-- Start of Exercise inputs --
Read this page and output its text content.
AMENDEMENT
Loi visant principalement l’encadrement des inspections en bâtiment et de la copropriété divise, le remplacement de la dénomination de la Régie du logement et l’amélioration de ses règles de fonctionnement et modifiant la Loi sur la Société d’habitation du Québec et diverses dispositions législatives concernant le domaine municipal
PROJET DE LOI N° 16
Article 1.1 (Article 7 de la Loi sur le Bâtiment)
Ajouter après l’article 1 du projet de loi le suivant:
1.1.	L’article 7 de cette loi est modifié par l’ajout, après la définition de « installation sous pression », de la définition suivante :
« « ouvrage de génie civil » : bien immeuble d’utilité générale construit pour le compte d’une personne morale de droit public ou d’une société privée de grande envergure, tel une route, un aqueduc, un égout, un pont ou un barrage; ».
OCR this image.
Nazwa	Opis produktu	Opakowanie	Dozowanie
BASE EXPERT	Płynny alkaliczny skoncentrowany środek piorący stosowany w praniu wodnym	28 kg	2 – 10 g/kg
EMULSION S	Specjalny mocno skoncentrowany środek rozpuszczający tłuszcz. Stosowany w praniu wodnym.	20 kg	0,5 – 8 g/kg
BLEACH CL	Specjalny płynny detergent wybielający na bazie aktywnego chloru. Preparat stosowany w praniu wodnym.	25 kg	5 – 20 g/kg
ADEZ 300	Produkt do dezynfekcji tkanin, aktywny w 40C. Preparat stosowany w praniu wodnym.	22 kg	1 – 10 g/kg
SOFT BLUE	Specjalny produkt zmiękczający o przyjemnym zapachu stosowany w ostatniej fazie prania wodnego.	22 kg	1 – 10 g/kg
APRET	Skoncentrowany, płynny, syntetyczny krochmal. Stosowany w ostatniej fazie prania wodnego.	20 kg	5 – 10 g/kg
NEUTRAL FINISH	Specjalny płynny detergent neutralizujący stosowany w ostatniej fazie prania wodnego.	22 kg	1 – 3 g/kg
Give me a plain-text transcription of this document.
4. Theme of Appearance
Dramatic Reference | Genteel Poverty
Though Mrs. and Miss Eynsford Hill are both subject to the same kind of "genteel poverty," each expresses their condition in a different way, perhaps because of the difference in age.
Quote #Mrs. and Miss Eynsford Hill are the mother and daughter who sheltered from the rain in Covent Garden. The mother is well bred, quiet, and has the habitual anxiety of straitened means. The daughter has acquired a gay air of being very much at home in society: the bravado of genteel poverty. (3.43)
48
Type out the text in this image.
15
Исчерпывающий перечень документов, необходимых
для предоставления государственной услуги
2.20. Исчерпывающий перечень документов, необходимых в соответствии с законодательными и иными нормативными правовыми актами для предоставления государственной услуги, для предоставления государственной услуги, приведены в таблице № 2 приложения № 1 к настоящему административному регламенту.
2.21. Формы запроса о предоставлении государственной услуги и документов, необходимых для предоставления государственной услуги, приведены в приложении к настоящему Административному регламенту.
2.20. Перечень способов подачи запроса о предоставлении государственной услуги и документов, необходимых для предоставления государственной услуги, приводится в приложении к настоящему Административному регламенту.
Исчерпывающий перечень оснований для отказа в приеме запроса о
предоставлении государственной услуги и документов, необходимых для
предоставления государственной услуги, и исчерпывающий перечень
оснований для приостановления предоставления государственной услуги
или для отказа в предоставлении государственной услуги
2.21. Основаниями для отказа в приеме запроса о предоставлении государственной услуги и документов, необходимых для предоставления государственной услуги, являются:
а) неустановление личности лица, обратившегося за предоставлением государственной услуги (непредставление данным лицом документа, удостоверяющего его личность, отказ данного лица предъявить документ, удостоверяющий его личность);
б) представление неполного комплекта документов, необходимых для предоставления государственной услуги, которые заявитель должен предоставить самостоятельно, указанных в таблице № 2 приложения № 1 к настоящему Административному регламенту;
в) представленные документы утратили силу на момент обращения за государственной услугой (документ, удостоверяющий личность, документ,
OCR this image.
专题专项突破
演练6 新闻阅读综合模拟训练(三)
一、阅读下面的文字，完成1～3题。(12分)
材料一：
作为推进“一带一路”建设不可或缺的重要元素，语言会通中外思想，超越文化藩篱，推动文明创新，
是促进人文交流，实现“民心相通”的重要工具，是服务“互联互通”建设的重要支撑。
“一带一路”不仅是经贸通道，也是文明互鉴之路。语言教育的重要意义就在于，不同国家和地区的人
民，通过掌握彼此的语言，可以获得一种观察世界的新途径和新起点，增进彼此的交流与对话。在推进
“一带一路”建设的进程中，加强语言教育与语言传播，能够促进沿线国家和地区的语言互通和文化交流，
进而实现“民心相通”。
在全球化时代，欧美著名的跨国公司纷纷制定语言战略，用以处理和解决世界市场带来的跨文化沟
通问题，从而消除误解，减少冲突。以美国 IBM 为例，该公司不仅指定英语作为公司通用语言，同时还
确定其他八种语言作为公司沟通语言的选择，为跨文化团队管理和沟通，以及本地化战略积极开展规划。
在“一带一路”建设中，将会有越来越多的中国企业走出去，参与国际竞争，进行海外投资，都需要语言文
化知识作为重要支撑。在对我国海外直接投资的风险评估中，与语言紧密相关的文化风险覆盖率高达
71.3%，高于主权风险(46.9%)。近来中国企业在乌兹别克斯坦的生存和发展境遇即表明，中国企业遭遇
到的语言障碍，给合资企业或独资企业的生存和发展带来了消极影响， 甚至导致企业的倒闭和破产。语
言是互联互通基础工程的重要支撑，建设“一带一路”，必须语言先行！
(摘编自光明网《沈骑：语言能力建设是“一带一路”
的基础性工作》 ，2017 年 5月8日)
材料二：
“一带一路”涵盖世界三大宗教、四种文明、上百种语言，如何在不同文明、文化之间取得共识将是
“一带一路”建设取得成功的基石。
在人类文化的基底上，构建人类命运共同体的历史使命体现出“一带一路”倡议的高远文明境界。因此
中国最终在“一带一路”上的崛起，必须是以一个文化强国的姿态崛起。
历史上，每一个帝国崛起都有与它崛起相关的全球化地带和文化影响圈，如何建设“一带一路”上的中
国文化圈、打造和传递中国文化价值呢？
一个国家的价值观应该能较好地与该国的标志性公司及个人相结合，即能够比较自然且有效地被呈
-- End of Exercise inputs --
Requirements – Output all of the data again, exactly.

Task output –
Read this page and output its text content.
AMENDEMENT
Loi visant principalement l’encadrement des inspections en bâtiment et de la copropriété divise, le remplacement de la dénomination de la Régie du logement et l’amélioration de ses règles de fonctionnement et modifiant la Loi sur la Société d’habitation du Québec et diverses dispositions législatives concernant le domaine municipal
PROJET DE LOI N° 16
Article 1.1 (Article 7 de la Loi sur le Bâtiment)
Ajouter après l’article 1 du projet de loi le suivant:
1.1.	L’article 7 de cette loi est modifié par l’ajout, après la définition de « installation sous pression », de la définition suivante :
« « ouvrage de génie civil » : bien immeuble d’utilité générale construit pour le compte d’une personne morale de droit public ou d’une société privée de grande envergure, tel une route, un aqueduc, un égout, un pont ou un barrage; ».
OCR this image.
Nazwa	Opis produktu	Opakowanie	Dozowanie
BASE EXPERT	Płynny alkaliczny skoncentrowany środek piorący stosowany w praniu wodnym	28 kg	2 – 10 g/kg
EMULSION S	Specjalny mocno skoncentrowany środek rozpuszczający tłuszcz. Stosowany w praniu wodnym.	20 kg	0,5 – 8 g/kg
BLEACH CL	Specjalny płynny detergent wybielający na bazie aktywnego chloru. Preparat stosowany w praniu wodnym.	25 kg	5 – 20 g/kg
ADEZ 300	Produkt do dezynfekcji tkanin, aktywny w 40C. Preparat stosowany w praniu wodnym.	22 kg	1 – 10 g/kg
SOFT BLUE	Specjalny produkt zmiękczający o przyjemnym zapachu stosowany w ostatniej fazie prania wodnego.	22 kg	1 – 10 g/kg
APRET	Skoncentrowany, płynny, syntetyczny krochmal. Stosowany w ostatniej fazie prania wodnego.	20 kg	5 – 10 g/kg
NEUTRAL FINISH	Specjalny płynny detergent neutralizujący stosowany w ostatniej fazie prania wodnego.	22 kg	1 – 3 g/kg
Give me a plain-text transcription of this document.
4. Theme of Appearance
Dramatic Reference | Genteel Poverty
Though Mrs. and Miss Eynsford Hill are both subject to the same kind of "genteel poverty," each expresses their condition in a different way, perhaps because of the difference in age.
Quote #Mrs. and Miss Eynsford Hill are the mother and daughter who sheltered from the rain in Covent Garden. The mother is well bred, quiet, and has the habitual anxiety of straitened means. The daughter has acquired a gay air of being very much at home in society: the bravado of genteel poverty. (3.43)
48
Type out the text in this image.
15
Исчерпывающий перечень документов, необходимых
для предоставления государственной услуги
2.20. Исчерпывающий перечень документов, необходимых в соответствии с законодательными и иными нормативными правовыми актами для предоставления государственной услуги, для предоставления государственной услуги, приведены в таблице № 2 приложения № 1 к настоящему административному регламенту.
2.21. Формы запроса о предоставлении государственной услуги и документов, необходимых для предоставления государственной услуги, приведены в приложении к настоящему Административному регламенту.
2.20. Перечень способов подачи запроса о предоставлении государственной услуги и документов, необходимых для предоставления государственной услуги, приводится в приложении к настоящему Административному регламенту.
Исчерпывающий перечень оснований для отказа в приеме запроса о
предоставлении государственной услуги и документов, необходимых для
предоставления государственной услуги, и исчерпывающий перечень
оснований для приостановления предоставления государственной услуги
или для отказа в предоставлении государственной услуги
2.21. Основаниями для отказа в приеме запроса о предоставлении государственной услуги и документов, необходимых для предоставления государственной услуги, являются:
а) неустановление личности лица, обратившегося за предоставлением государственной услуги (непредставление данным лицом документа, удостоверяющего его личность, отказ данного лица предъявить документ, удостоверяющий его личность);
б) представление неполного комплекта документов, необходимых для предоставления государственной услуги, которые заявитель должен предоставить самостоятельно, указанных в таблице № 2 приложения № 1 к настоящему Административному регламенту;
в) представленные документы утратили силу на момент обращения за государственной услугой (документ, удостоверяющий личность, документ,
OCR this image.
专题专项突破
演练6 新闻阅读综合模拟训练(三)
一、阅读下面的文字，完成1～3题。(12分)
材料一：
作为推进“一带一路”建设不可或缺的重要元素，语言会通中外思想，超越文化藩篱，推动文明创新，
是促进人文交流，实现“民心相通”的重要工具，是服务“互联互通”建设的重要支撑。
“一带一路”不仅是经贸通道，也是文明互鉴之路。语言教育的重要意义就在于，不同国家和地区的人
民，通过掌握彼此的语言，可以获得一种观察世界的新途径和新起点，增进彼此的交流与对话。在推进
“一带一路”建设的进程中，加强语言教育与语言传播，能够促进沿线国家和地区的语言互通和文化交流，
进而实现“民心相通”。
在全球化时代，欧美著名的跨国公司纷纷制定语言战略，用以处理和解决世界市场带来的跨文化沟
通问题，从而消除误解，减少冲突。以美国 IBM 为例，该公司不仅指定英语作为公司通用语言，同时还
确定其他八种语言作为公司沟通语言的选择，为跨文化团队管理和沟通，以及本地化战略积极开展规划。
在“一带一路”建设中，将会有越来越多的中国企业走出去，参与国际竞争，进行海外投资，都需要语言文
化知识作为重要支撑。在对我国海外直接投资的风险评估中，与语言紧密相关的文化风险覆盖率高达
71.3%，高于主权风险(46.9%)。近来中国企业在乌兹别克斯坦的生存和发展境遇即表明，中国企业遭遇
到的语言障碍，给合资企业或独资企业的生存和发展带来了消极影响， 甚至导致企业的倒闭和破产。语
言是互联互通基础工程的重要支撑，建设“一带一路”，必须语言先行！
(摘编自光明网《沈骑：语言能力建设是“一带一路”
的基础性工作》 ，2017 年 5月8日)
材料二：
“一带一路”涵盖世界三大宗教、四种文明、上百种语言，如何在不同文明、文化之间取得共识将是
“一带一路”建设取得成功的基石。
在人类文化的基底上，构建人类命运共同体的历史使命体现出“一带一路”倡议的高远文明境界。因此
中国最终在“一带一路”上的崛起，必须是以一个文化强国的姿态崛起。
历史上，每一个帝国崛起都有与它崛起相关的全球化地带和文化影响圈，如何建设“一带一路”上的中
国文化圈、打造和传递中国文化价值呢？
一个国家的价值观应该能较好地与该国的标志性公司及个人相结合，即能够比较自然且有效地被呈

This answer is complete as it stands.